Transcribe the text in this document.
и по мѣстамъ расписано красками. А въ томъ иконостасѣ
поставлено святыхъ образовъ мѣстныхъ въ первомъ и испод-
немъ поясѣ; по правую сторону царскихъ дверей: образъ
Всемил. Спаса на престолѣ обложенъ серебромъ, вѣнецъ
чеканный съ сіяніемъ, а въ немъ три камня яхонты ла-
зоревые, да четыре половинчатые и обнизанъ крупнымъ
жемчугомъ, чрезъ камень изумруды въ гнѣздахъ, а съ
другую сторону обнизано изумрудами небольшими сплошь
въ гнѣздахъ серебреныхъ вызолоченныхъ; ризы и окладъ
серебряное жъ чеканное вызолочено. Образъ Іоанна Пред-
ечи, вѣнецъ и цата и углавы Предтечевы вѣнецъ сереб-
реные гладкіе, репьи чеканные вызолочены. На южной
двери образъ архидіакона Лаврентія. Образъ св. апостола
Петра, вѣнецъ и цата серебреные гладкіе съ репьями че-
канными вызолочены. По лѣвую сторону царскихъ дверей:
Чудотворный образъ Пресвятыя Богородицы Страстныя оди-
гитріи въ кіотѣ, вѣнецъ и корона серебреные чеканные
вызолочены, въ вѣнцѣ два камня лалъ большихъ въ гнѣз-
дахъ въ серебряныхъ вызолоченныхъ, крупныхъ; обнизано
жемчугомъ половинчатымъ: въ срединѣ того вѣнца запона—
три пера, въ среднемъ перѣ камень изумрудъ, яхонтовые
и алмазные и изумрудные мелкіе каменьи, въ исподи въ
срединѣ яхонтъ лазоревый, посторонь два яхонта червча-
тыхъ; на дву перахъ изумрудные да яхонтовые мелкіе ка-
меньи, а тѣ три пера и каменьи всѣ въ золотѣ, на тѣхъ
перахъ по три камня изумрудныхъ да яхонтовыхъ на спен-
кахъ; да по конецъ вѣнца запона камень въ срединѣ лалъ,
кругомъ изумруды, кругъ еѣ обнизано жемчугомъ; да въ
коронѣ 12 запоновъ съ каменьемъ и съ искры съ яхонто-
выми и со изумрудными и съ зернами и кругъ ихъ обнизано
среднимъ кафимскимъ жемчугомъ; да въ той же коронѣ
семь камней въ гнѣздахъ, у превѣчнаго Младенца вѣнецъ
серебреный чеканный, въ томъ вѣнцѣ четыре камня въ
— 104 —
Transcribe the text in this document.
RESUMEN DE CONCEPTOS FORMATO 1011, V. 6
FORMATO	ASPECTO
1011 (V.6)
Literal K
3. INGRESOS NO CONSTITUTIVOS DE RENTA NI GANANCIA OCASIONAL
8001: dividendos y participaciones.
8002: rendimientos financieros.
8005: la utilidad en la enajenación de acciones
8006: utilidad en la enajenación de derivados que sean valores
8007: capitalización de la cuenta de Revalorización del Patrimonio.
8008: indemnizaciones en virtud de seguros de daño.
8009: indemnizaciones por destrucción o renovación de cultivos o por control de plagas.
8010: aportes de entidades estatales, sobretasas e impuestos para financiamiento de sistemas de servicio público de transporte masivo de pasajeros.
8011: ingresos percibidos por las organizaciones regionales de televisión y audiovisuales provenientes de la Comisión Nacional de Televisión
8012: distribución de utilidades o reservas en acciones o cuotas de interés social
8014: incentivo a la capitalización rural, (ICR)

#####

> Given instruction: Your answer should be a single number: the count of lines containing the word "вѣнецъ".

> Task response: 5